- [OBJECTIVE]: Leaving out all images, write out the records that follow exactly.

- [DATASET RECORDS]:
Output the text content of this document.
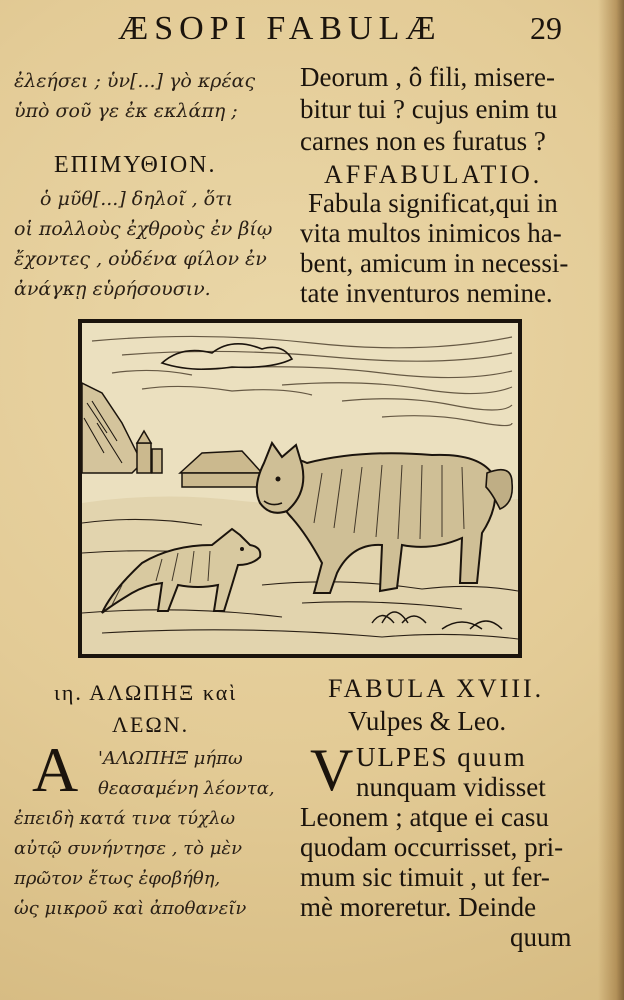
ÆSOPI FABULÆ	29
ἐλεήσει ; ὑν[...] γὸ κρέας
ὑπὸ σοῦ γε ἐκ εκλάπη ;
ΕΠΙΜΥΘΙΟΝ.
ὁ μῦθ[...] δηλοῖ , ὅτι
οἱ πολλοὺς ἐχθροὺς ἐν βίῳ
ἔχοντες , οὐδένα φίλον ἐν
ἀνάγκῃ εὑρήσουσιν.
Deorum , ô fili, misere-
bitur tui ? cujus enim tu
carnes non es furatus ?
AFFABULATIO.
Fabula significat,qui in
vita multos inimicos ha-
bent, amicum in necessi-
tate inventuros nemine.
ιη. ΑΛΩΠΗΞ καὶ
ΛΕΩΝ.
A 'ΑΛΩΠΗΞ μήπω
θεασαμένη λέοντα,
ἐπειδὴ κατά τινα τύχλω
αὐτῷ συνήντησε , τὸ μὲν
πρῶτον ἔτως ἐφοβήθη,
ὡς μικροῦ καὶ ἀποθανεῖν
FABULA XVIII.
Vulpes & Leo.
V ULPES quum
nunquam vidisset
Leonem ; atque ei casu
quodam occurrisset, pri-
mum sic timuit , ut fer-
mè moreretur. Deinde
quum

- [COMPLETE RESPONSE]:
Output the text content of this document.
ÆSOPI FABULÆ	29
ἐλεήσει ; ὑν[...] γὸ κρέας
ὑπὸ σοῦ γε ἐκ εκλάπη ;
ΕΠΙΜΥΘΙΟΝ.
ὁ μῦθ[...] δηλοῖ , ὅτι
οἱ πολλοὺς ἐχθροὺς ἐν βίῳ
ἔχοντες , οὐδένα φίλον ἐν
ἀνάγκῃ εὑρήσουσιν.
Deorum , ô fili, misere-
bitur tui ? cujus enim tu
carnes non es furatus ?
AFFABULATIO.
Fabula significat,qui in
vita multos inimicos ha-
bent, amicum in necessi-
tate inventuros nemine.
ιη. ΑΛΩΠΗΞ καὶ
ΛΕΩΝ.
A 'ΑΛΩΠΗΞ μήπω
θεασαμένη λέοντα,
ἐπειδὴ κατά τινα τύχλω
αὐτῷ συνήντησε , τὸ μὲν
πρῶτον ἔτως ἐφοβήθη,
ὡς μικροῦ καὶ ἀποθανεῖν
FABULA XVIII.
Vulpes & Leo.
V ULPES quum
nunquam vidisset
Leonem ; atque ei casu
quodam occurrisset, pri-
mum sic timuit , ut fer-
mè moreretur. Deinde
quum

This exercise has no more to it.